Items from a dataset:
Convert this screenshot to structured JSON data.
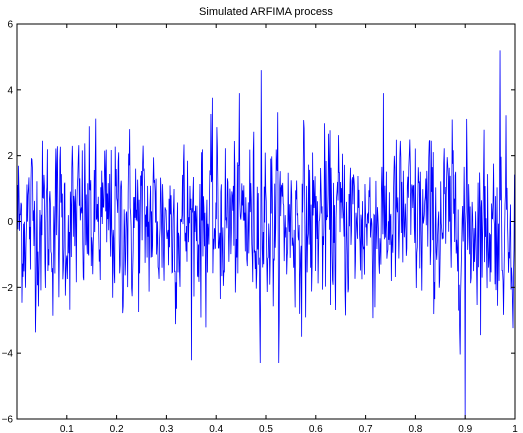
{
  "chart_data": {
    "type": "line",
    "title": "Simulated ARFIMA process",
    "xlabel": "",
    "ylabel": "",
    "xlim": [
      0,
      1
    ],
    "ylim": [
      -6,
      6
    ],
    "x_ticks": [
      "0.1",
      "0.2",
      "0.3",
      "0.4",
      "0.5",
      "0.6",
      "0.7",
      "0.8",
      "0.9",
      "1"
    ],
    "y_ticks": [
      "−6",
      "−4",
      "−2",
      "0",
      "2",
      "4",
      "6"
    ],
    "grid": false,
    "legend": "none",
    "series": [
      {
        "color": "#0000ff",
        "n_points": 1000,
        "mean": 0,
        "std": 1.3,
        "min": -6,
        "max": 5.2,
        "notable_points": [
          {
            "x": 0.49,
            "y": 4.6
          },
          {
            "x": 0.9,
            "y": -6
          },
          {
            "x": 0.97,
            "y": 5.2
          }
        ]
      }
    ]
  }
}
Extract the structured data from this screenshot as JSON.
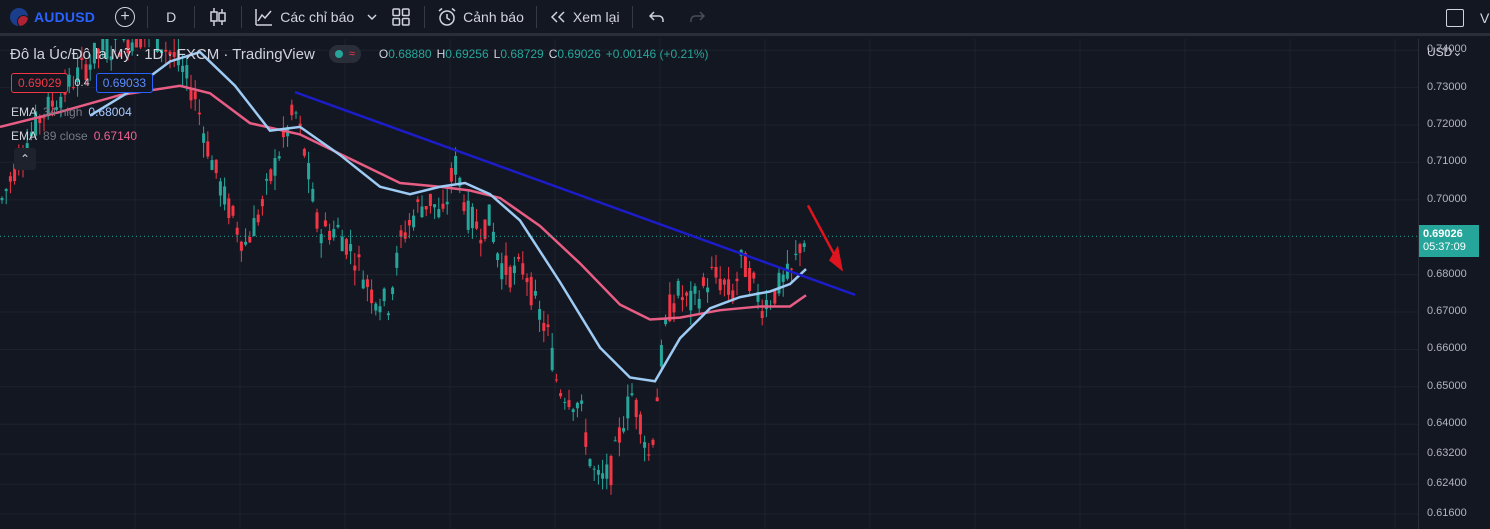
{
  "toolbar": {
    "symbol": "AUDUSD",
    "add_symbol_icon": "plus-circle-icon",
    "interval": "D",
    "chart_type_icon": "candles-icon",
    "indicators_label": "Các chỉ báo",
    "indicators_icon": "chart-line-icon",
    "layout_icon": "grid-layout-icon",
    "alert_label": "Cảnh báo",
    "alert_icon": "alarm-clock-icon",
    "replay_label": "Xem lại",
    "replay_icon": "rewind-icon",
    "undo_icon": "undo-icon",
    "redo_icon": "redo-icon",
    "fullscreen_icon": "square-icon",
    "right_cut_text": "V"
  },
  "legend": {
    "title": "Đô la Úc/Đô la Mỹ · 1D · FXCM · TradingView",
    "ohlc": [
      {
        "k": "O",
        "v": "0.68880"
      },
      {
        "k": "H",
        "v": "0.69256"
      },
      {
        "k": "L",
        "v": "0.68729"
      },
      {
        "k": "C",
        "v": "0.69026"
      },
      {
        "k": "",
        "v": "+0.00146 (+0.21%)"
      }
    ],
    "bid": "0.69029",
    "spread": "0.4",
    "ask": "0.69033",
    "indicators": [
      {
        "name": "EMA",
        "params": "34 high",
        "value": "0.68004",
        "color": "#a7c8ff"
      },
      {
        "name": "EMA",
        "params": "89 close",
        "value": "0.67140",
        "color": "#f06292"
      }
    ]
  },
  "price_axis": {
    "currency": "USD",
    "ticks": [
      "0.74000",
      "0.73000",
      "0.72000",
      "0.71000",
      "0.70000",
      "0.68000",
      "0.67000",
      "0.66000",
      "0.65000",
      "0.64000",
      "0.63200",
      "0.62400",
      "0.61600"
    ],
    "last_price": "0.69026",
    "countdown": "05:37:09"
  },
  "colors": {
    "background": "#131722",
    "up": "#26a69a",
    "down": "#f23645",
    "ema34": "#9ecbf4",
    "ema89": "#e85d84",
    "trendline": "#1c1cc9",
    "arrow": "#e0141e"
  },
  "chart_data": {
    "type": "candlestick",
    "ylim": [
      0.612,
      0.743
    ],
    "last_price": 0.69026,
    "trendline": [
      [
        0.7288
      ],
      [
        0.6746
      ]
    ],
    "annotation": "red arrow pointing down-right"
  }
}
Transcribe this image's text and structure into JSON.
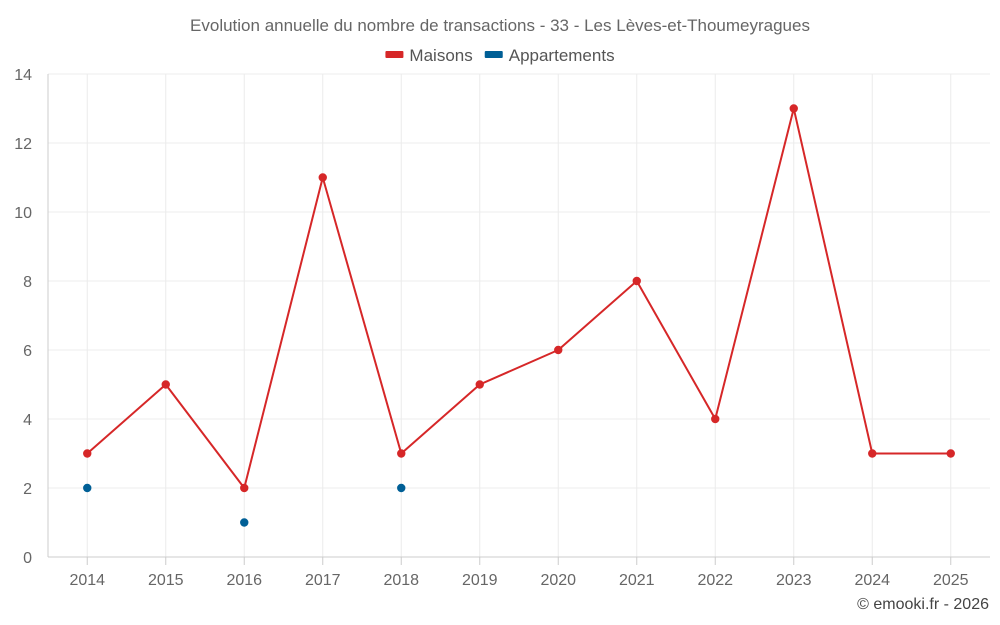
{
  "chart_data": {
    "type": "line",
    "title": "Evolution annuelle du nombre de transactions - 33 - Les Lèves-et-Thoumeyragues",
    "categories": [
      "2014",
      "2015",
      "2016",
      "2017",
      "2018",
      "2019",
      "2020",
      "2021",
      "2022",
      "2023",
      "2024",
      "2025"
    ],
    "ylim": [
      0,
      14
    ],
    "yticks": [
      0,
      2,
      4,
      6,
      8,
      10,
      12,
      14
    ],
    "grid": true,
    "legend_position": "top-center",
    "series": [
      {
        "name": "Maisons",
        "color": "#d62728",
        "values": [
          3,
          5,
          2,
          11,
          3,
          5,
          6,
          8,
          4,
          13,
          3,
          3
        ]
      },
      {
        "name": "Appartements",
        "color": "#005f96",
        "values": [
          2,
          null,
          1,
          null,
          2,
          null,
          null,
          null,
          null,
          null,
          null,
          null
        ]
      }
    ],
    "credit": "© emooki.fr - 2026"
  }
}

◆ WHAT TO WORK ON
In this exercise, set down all of the data exactly, without the pictures.

◆ REPLY
Convert this screenshot to structured JSON data.
{
  "chart_data": {
    "type": "line",
    "title": "Simulated ARFIMA process",
    "xlabel": "",
    "ylabel": "",
    "xlim": [
      0,
      1
    ],
    "ylim": [
      -6,
      6
    ],
    "x_ticks": [
      "0.1",
      "0.2",
      "0.3",
      "0.4",
      "0.5",
      "0.6",
      "0.7",
      "0.8",
      "0.9",
      "1"
    ],
    "y_ticks": [
      "−6",
      "−4",
      "−2",
      "0",
      "2",
      "4",
      "6"
    ],
    "grid": false,
    "legend": "none",
    "series": [
      {
        "color": "#0000ff",
        "n_points": 1000,
        "mean": 0,
        "std": 1.3,
        "min": -6,
        "max": 5.2,
        "notable_points": [
          {
            "x": 0.49,
            "y": 4.6
          },
          {
            "x": 0.9,
            "y": -6
          },
          {
            "x": 0.97,
            "y": 5.2
          }
        ]
      }
    ]
  }
}
Extract the structured data from this screenshot as JSON.
{
  "toolbar": {
    "symbol": "AUDUSD",
    "add_symbol_icon": "plus-circle-icon",
    "interval": "D",
    "chart_type_icon": "candles-icon",
    "indicators_label": "Các chỉ báo",
    "indicators_icon": "chart-line-icon",
    "layout_icon": "grid-layout-icon",
    "alert_label": "Cảnh báo",
    "alert_icon": "alarm-clock-icon",
    "replay_label": "Xem lại",
    "replay_icon": "rewind-icon",
    "undo_icon": "undo-icon",
    "redo_icon": "redo-icon",
    "fullscreen_icon": "square-icon",
    "right_cut_text": "V"
  },
  "legend": {
    "title": "Đô la Úc/Đô la Mỹ · 1D · FXCM · TradingView",
    "ohlc": [
      {
        "k": "O",
        "v": "0.68880"
      },
      {
        "k": "H",
        "v": "0.69256"
      },
      {
        "k": "L",
        "v": "0.68729"
      },
      {
        "k": "C",
        "v": "0.69026"
      },
      {
        "k": "",
        "v": "+0.00146 (+0.21%)"
      }
    ],
    "bid": "0.69029",
    "spread": "0.4",
    "ask": "0.69033",
    "indicators": [
      {
        "name": "EMA",
        "params": "34 high",
        "value": "0.68004",
        "color": "#a7c8ff"
      },
      {
        "name": "EMA",
        "params": "89 close",
        "value": "0.67140",
        "color": "#f06292"
      }
    ]
  },
  "price_axis": {
    "currency": "USD",
    "ticks": [
      "0.74000",
      "0.73000",
      "0.72000",
      "0.71000",
      "0.70000",
      "0.68000",
      "0.67000",
      "0.66000",
      "0.65000",
      "0.64000",
      "0.63200",
      "0.62400",
      "0.61600"
    ],
    "last_price": "0.69026",
    "countdown": "05:37:09"
  },
  "colors": {
    "background": "#131722",
    "up": "#26a69a",
    "down": "#f23645",
    "ema34": "#9ecbf4",
    "ema89": "#e85d84",
    "trendline": "#1c1cc9",
    "arrow": "#e0141e"
  },
  "chart_data": {
    "type": "candlestick",
    "ylim": [
      0.612,
      0.743
    ],
    "last_price": 0.69026,
    "trendline": [
      [
        0.7288
      ],
      [
        0.6746
      ]
    ],
    "annotation": "red arrow pointing down-right"
  }
}
Transcribe this image's text and structure into JSON.
{
  "chart_data": {
    "type": "line",
    "title": "Evolution annuelle du nombre de transactions - 33 - Les Lèves-et-Thoumeyragues",
    "categories": [
      "2014",
      "2015",
      "2016",
      "2017",
      "2018",
      "2019",
      "2020",
      "2021",
      "2022",
      "2023",
      "2024",
      "2025"
    ],
    "ylim": [
      0,
      14
    ],
    "yticks": [
      0,
      2,
      4,
      6,
      8,
      10,
      12,
      14
    ],
    "grid": true,
    "legend_position": "top-center",
    "series": [
      {
        "name": "Maisons",
        "color": "#d62728",
        "values": [
          3,
          5,
          2,
          11,
          3,
          5,
          6,
          8,
          4,
          13,
          3,
          3
        ]
      },
      {
        "name": "Appartements",
        "color": "#005f96",
        "values": [
          2,
          null,
          1,
          null,
          2,
          null,
          null,
          null,
          null,
          null,
          null,
          null
        ]
      }
    ],
    "credit": "© emooki.fr - 2026"
  }
}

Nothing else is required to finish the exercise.